Each entry should be quoted word for word, including every mark of punctuation.

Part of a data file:
▼

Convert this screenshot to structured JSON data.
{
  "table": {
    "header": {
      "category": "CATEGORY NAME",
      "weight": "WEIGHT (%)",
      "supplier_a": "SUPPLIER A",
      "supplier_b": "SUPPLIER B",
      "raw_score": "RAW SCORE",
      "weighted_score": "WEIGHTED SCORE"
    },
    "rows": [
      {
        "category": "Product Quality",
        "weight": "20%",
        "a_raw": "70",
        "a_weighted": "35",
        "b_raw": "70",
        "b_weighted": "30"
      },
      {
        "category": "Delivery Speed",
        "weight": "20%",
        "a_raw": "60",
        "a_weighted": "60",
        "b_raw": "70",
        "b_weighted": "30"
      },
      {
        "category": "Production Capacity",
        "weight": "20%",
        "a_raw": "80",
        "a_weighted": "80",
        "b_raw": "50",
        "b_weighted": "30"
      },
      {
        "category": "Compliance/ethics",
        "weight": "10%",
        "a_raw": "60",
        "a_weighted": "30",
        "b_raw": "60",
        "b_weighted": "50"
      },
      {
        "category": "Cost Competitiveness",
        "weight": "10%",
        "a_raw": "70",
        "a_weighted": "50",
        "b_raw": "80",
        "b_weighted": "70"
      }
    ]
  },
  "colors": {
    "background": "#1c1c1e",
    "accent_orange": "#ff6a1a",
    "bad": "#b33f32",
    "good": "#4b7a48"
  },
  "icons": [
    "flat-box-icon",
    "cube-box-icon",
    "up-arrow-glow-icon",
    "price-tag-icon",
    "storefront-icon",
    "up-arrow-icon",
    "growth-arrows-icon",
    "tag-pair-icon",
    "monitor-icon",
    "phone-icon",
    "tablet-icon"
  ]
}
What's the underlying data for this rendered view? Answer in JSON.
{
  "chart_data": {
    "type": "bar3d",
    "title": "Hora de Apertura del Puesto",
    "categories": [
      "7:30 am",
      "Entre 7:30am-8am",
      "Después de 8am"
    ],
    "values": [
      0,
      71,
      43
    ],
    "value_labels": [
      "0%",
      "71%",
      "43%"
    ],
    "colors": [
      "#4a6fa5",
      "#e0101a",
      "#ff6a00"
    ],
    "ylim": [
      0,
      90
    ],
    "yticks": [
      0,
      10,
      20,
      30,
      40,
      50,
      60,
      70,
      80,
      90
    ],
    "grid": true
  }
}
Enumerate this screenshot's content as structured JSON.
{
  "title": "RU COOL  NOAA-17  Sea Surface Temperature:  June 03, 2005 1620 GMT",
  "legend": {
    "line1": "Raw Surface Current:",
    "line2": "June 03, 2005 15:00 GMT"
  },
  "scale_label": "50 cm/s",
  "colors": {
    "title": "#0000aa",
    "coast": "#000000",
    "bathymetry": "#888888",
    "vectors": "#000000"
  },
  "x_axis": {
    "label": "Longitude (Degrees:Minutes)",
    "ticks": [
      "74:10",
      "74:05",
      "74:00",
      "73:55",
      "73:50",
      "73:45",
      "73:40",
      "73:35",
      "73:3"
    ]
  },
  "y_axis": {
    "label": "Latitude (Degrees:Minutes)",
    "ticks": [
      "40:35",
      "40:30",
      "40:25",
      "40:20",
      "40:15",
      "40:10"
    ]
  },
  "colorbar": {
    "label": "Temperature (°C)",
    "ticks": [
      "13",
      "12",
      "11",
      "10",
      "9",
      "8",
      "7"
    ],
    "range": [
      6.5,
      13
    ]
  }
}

▲

Reply to the task =
Convert this screenshot to structured JSON data.
{
  "table": {
    "header": {
      "category": "CATEGORY NAME",
      "weight": "WEIGHT (%)",
      "supplier_a": "SUPPLIER A",
      "supplier_b": "SUPPLIER B",
      "raw_score": "RAW SCORE",
      "weighted_score": "WEIGHTED SCORE"
    },
    "rows": [
      {
        "category": "Product Quality",
        "weight": "20%",
        "a_raw": "70",
        "a_weighted": "35",
        "b_raw": "70",
        "b_weighted": "30"
      },
      {
        "category": "Delivery Speed",
        "weight": "20%",
        "a_raw": "60",
        "a_weighted": "60",
        "b_raw": "70",
        "b_weighted": "30"
      },
      {
        "category": "Production Capacity",
        "weight": "20%",
        "a_raw": "80",
        "a_weighted": "80",
        "b_raw": "50",
        "b_weighted": "30"
      },
      {
        "category": "Compliance/ethics",
        "weight": "10%",
        "a_raw": "60",
        "a_weighted": "30",
        "b_raw": "60",
        "b_weighted": "50"
      },
      {
        "category": "Cost Competitiveness",
        "weight": "10%",
        "a_raw": "70",
        "a_weighted": "50",
        "b_raw": "80",
        "b_weighted": "70"
      }
    ]
  },
  "colors": {
    "background": "#1c1c1e",
    "accent_orange": "#ff6a1a",
    "bad": "#b33f32",
    "good": "#4b7a48"
  },
  "icons": [
    "flat-box-icon",
    "cube-box-icon",
    "up-arrow-glow-icon",
    "price-tag-icon",
    "storefront-icon",
    "up-arrow-icon",
    "growth-arrows-icon",
    "tag-pair-icon",
    "monitor-icon",
    "phone-icon",
    "tablet-icon"
  ]
}
What's the underlying data for this rendered view? Answer in JSON.
{
  "chart_data": {
    "type": "bar3d",
    "title": "Hora de Apertura del Puesto",
    "categories": [
      "7:30 am",
      "Entre 7:30am-8am",
      "Después de 8am"
    ],
    "values": [
      0,
      71,
      43
    ],
    "value_labels": [
      "0%",
      "71%",
      "43%"
    ],
    "colors": [
      "#4a6fa5",
      "#e0101a",
      "#ff6a00"
    ],
    "ylim": [
      0,
      90
    ],
    "yticks": [
      0,
      10,
      20,
      30,
      40,
      50,
      60,
      70,
      80,
      90
    ],
    "grid": true
  }
}
Enumerate this screenshot's content as structured JSON.
{
  "title": "RU COOL  NOAA-17  Sea Surface Temperature:  June 03, 2005 1620 GMT",
  "legend": {
    "line1": "Raw Surface Current:",
    "line2": "June 03, 2005 15:00 GMT"
  },
  "scale_label": "50 cm/s",
  "colors": {
    "title": "#0000aa",
    "coast": "#000000",
    "bathymetry": "#888888",
    "vectors": "#000000"
  },
  "x_axis": {
    "label": "Longitude (Degrees:Minutes)",
    "ticks": [
      "74:10",
      "74:05",
      "74:00",
      "73:55",
      "73:50",
      "73:45",
      "73:40",
      "73:35",
      "73:3"
    ]
  },
  "y_axis": {
    "label": "Latitude (Degrees:Minutes)",
    "ticks": [
      "40:35",
      "40:30",
      "40:25",
      "40:20",
      "40:15",
      "40:10"
    ]
  },
  "colorbar": {
    "label": "Temperature (°C)",
    "ticks": [
      "13",
      "12",
      "11",
      "10",
      "9",
      "8",
      "7"
    ],
    "range": [
      6.5,
      13
    ]
  }
}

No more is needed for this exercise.